**Exercise**
Leave out the pictures and transcribe everything else exactly.

**Dataset entries**
+++

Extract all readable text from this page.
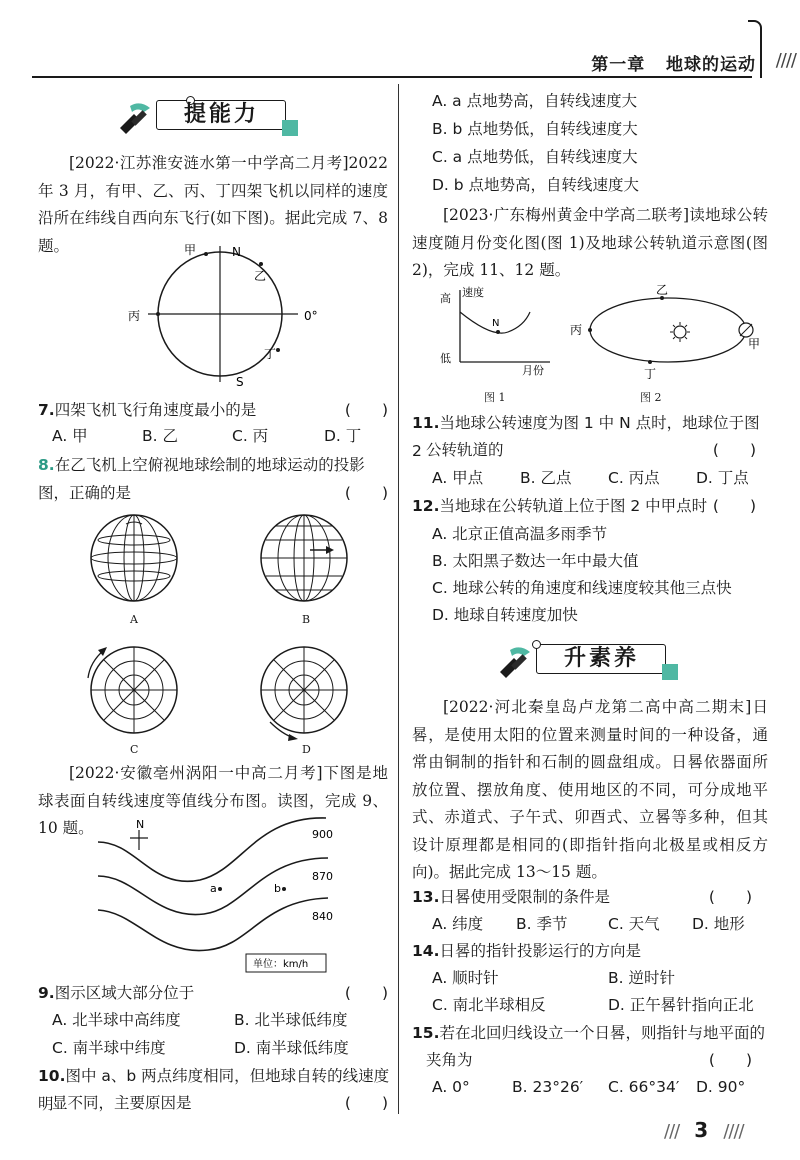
第一章 地球的运动 ////
提能力
[2022·江苏淮安涟水第一中学高二月考]2022 年 3 月，有甲、乙、丙、丁四架飞机以同样的速度沿所在纬线自西向东飞行(如下图)。据此完成 7、8 题。	甲	N
乙
丙	0°
丁
S
7.四架飞机飞行角速度最小的是	(　　)
A. 甲	B. 乙	C. 丙	D. 丁
8.在乙飞机上空俯视地球绘制的地球运动的投影图，正确的是	(　　)
A	B
C	D
[2022·安徽亳州涡阳一中高二月考]下图是地球表面自转线速度等值线分布图。读图，完成 9、10 题。	N
900
870
840
a	b
单位：km/h
9.图示区域大部分位于	(　　)
A. 北半球中高纬度	B. 北半球低纬度
C. 南半球中纬度	D. 南半球低纬度
10.图中 a、b 两点纬度相同，但地球自转的线速度明
显不同，主要原因是	(　　)
A. a 点地势高，自转线速度大
B. b 点地势低，自转线速度大
C. a 点地势低，自转线速度大
D. b 点地势高，自转线速度大
[2023·广东梅州黄金中学高二联考]读地球公转速度随月份变化图(图 1)及地球公转轨道示意图(图 2)，完成 11、12 题。
高 速度
低
N
月份
图 1
乙
丙
甲
丁
图 2
11.当地球公转速度为图 1 中 N 点时，地球位于图 2 公转轨道的	(　　)
A. 甲点 B. 乙点 C. 丙点 D. 丁点
12.当地球在公转轨道上位于图 2 中甲点时 (　　)
A. 北京正值高温多雨季节
B. 太阳黑子数达一年中最大值
C. 地球公转的角速度和线速度较其他三点快
D. 地球自转速度加快
升素养
[2022·河北秦皇岛卢龙第二高中高二期末]日晷，是使用太阳的位置来测量时间的一种设备，通常由铜制的指针和石制的圆盘组成。日晷依器面所放位置、摆放角度、使用地区的不同，可分成地平式、赤道式、子午式、卯酉式、立晷等多种，但其设计原理都是相同的(即指针指向北极星或相反方向)。据此完成 13～15 题。
13.日晷使用受限制的条件是	(　　)
A. 纬度 B. 季节	C. 天气 D. 地形
14.日晷的指针投影运行的方向是
A. 顺时针	B. 逆时针
C. 南北半球相反	D. 正午晷针指向正北
15.若在北回归线设立一个日晷，则指针与地平面的
夹角为	(　　)
A. 0°	B. 23°26′ C. 66°34′ D. 90°
/// 3 ////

+++

**The solution**
Extract all readable text from this page.
第一章 地球的运动 ////
提能力
[2022·江苏淮安涟水第一中学高二月考]2022 年 3 月，有甲、乙、丙、丁四架飞机以同样的速度沿所在纬线自西向东飞行(如下图)。据此完成 7、8 题。	甲	N
乙
丙	0°
丁
S
7.四架飞机飞行角速度最小的是	(　　)
A. 甲	B. 乙	C. 丙	D. 丁
8.在乙飞机上空俯视地球绘制的地球运动的投影图，正确的是	(　　)
A	B
C	D
[2022·安徽亳州涡阳一中高二月考]下图是地球表面自转线速度等值线分布图。读图，完成 9、10 题。	N
900
870
840
a	b
单位：km/h
9.图示区域大部分位于	(　　)
A. 北半球中高纬度	B. 北半球低纬度
C. 南半球中纬度	D. 南半球低纬度
10.图中 a、b 两点纬度相同，但地球自转的线速度明
显不同，主要原因是	(　　)
A. a 点地势高，自转线速度大
B. b 点地势低，自转线速度大
C. a 点地势低，自转线速度大
D. b 点地势高，自转线速度大
[2023·广东梅州黄金中学高二联考]读地球公转速度随月份变化图(图 1)及地球公转轨道示意图(图 2)，完成 11、12 题。
高 速度
低
N
月份
图 1
乙
丙
甲
丁
图 2
11.当地球公转速度为图 1 中 N 点时，地球位于图 2 公转轨道的	(　　)
A. 甲点 B. 乙点 C. 丙点 D. 丁点
12.当地球在公转轨道上位于图 2 中甲点时 (　　)
A. 北京正值高温多雨季节
B. 太阳黑子数达一年中最大值
C. 地球公转的角速度和线速度较其他三点快
D. 地球自转速度加快
升素养
[2022·河北秦皇岛卢龙第二高中高二期末]日晷，是使用太阳的位置来测量时间的一种设备，通常由铜制的指针和石制的圆盘组成。日晷依器面所放位置、摆放角度、使用地区的不同，可分成地平式、赤道式、子午式、卯酉式、立晷等多种，但其设计原理都是相同的(即指针指向北极星或相反方向)。据此完成 13～15 题。
13.日晷使用受限制的条件是	(　　)
A. 纬度 B. 季节	C. 天气 D. 地形
14.日晷的指针投影运行的方向是
A. 顺时针	B. 逆时针
C. 南北半球相反	D. 正午晷针指向正北
15.若在北回归线设立一个日晷，则指针与地平面的
夹角为	(　　)
A. 0°	B. 23°26′ C. 66°34′ D. 90°
/// 3 ////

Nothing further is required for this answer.